YOUR OBJECTIVE: Repeat the records word for word, excluding any picture.

A block of data:

## START

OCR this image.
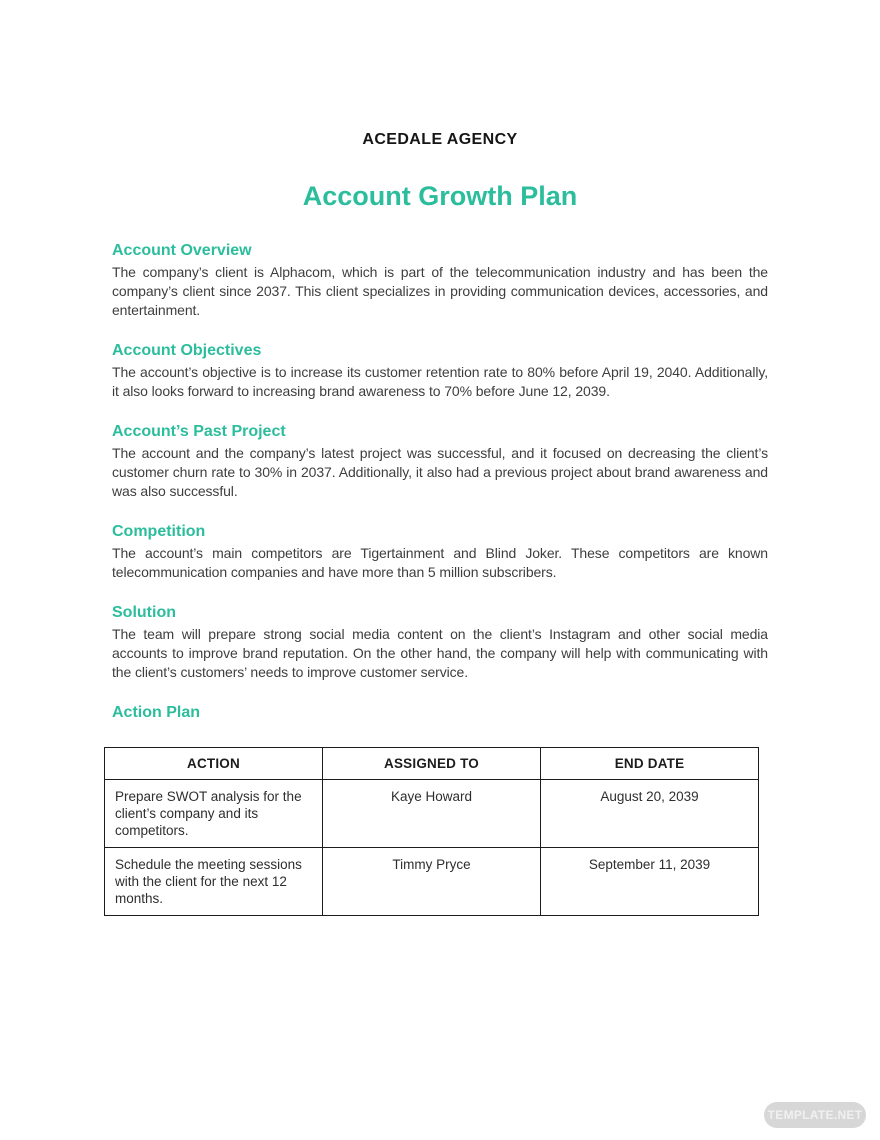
ACEDALE AGENCY
Account Growth Plan
Account Overview
The company’s client is Alphacom, which is part of the telecommunication industry and has been the company’s client since 2037. This client specializes in providing communication devices, accessories, and entertainment.
Account Objectives
The account’s objective is to increase its customer retention rate to 80% before April 19, 2040. Additionally, it also looks forward to increasing brand awareness to 70% before June 12, 2039.
Account’s Past Project
The account and the company’s latest project was successful, and it focused on decreasing the client’s customer churn rate to 30% in 2037. Additionally, it also had a previous project about brand awareness and was also successful.
Competition
The account’s main competitors are Tigertainment and Blind Joker. These competitors are known telecommunication companies and have more than 5 million subscribers.
Solution
The team will prepare strong social media content on the client’s Instagram and other social media accounts to improve brand reputation. On the other hand, the company will help with communicating with the client’s customers’ needs to improve customer service.
Action Plan
ACTION	ASSIGNED TO	END DATE
Prepare SWOT analysis for the client’s company and its competitors.	Kaye Howard	August 20, 2039
Schedule the meeting sessions with the client for the next 12 months.	Timmy Pryce	September 11, 2039
TEMPLATE.NET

## END

TASK RESULT:
OCR this image.
ACEDALE AGENCY
Account Growth Plan
Account Overview
The company’s client is Alphacom, which is part of the telecommunication industry and has been the company’s client since 2037. This client specializes in providing communication devices, accessories, and entertainment.
Account Objectives
The account’s objective is to increase its customer retention rate to 80% before April 19, 2040. Additionally, it also looks forward to increasing brand awareness to 70% before June 12, 2039.
Account’s Past Project
The account and the company’s latest project was successful, and it focused on decreasing the client’s customer churn rate to 30% in 2037. Additionally, it also had a previous project about brand awareness and was also successful.
Competition
The account’s main competitors are Tigertainment and Blind Joker. These competitors are known telecommunication companies and have more than 5 million subscribers.
Solution
The team will prepare strong social media content on the client’s Instagram and other social media accounts to improve brand reputation. On the other hand, the company will help with communicating with the client’s customers’ needs to improve customer service.
Action Plan
ACTION	ASSIGNED TO	END DATE
Prepare SWOT analysis for the client’s company and its competitors.	Kaye Howard	August 20, 2039
Schedule the meeting sessions with the client for the next 12 months.	Timmy Pryce	September 11, 2039
TEMPLATE.NET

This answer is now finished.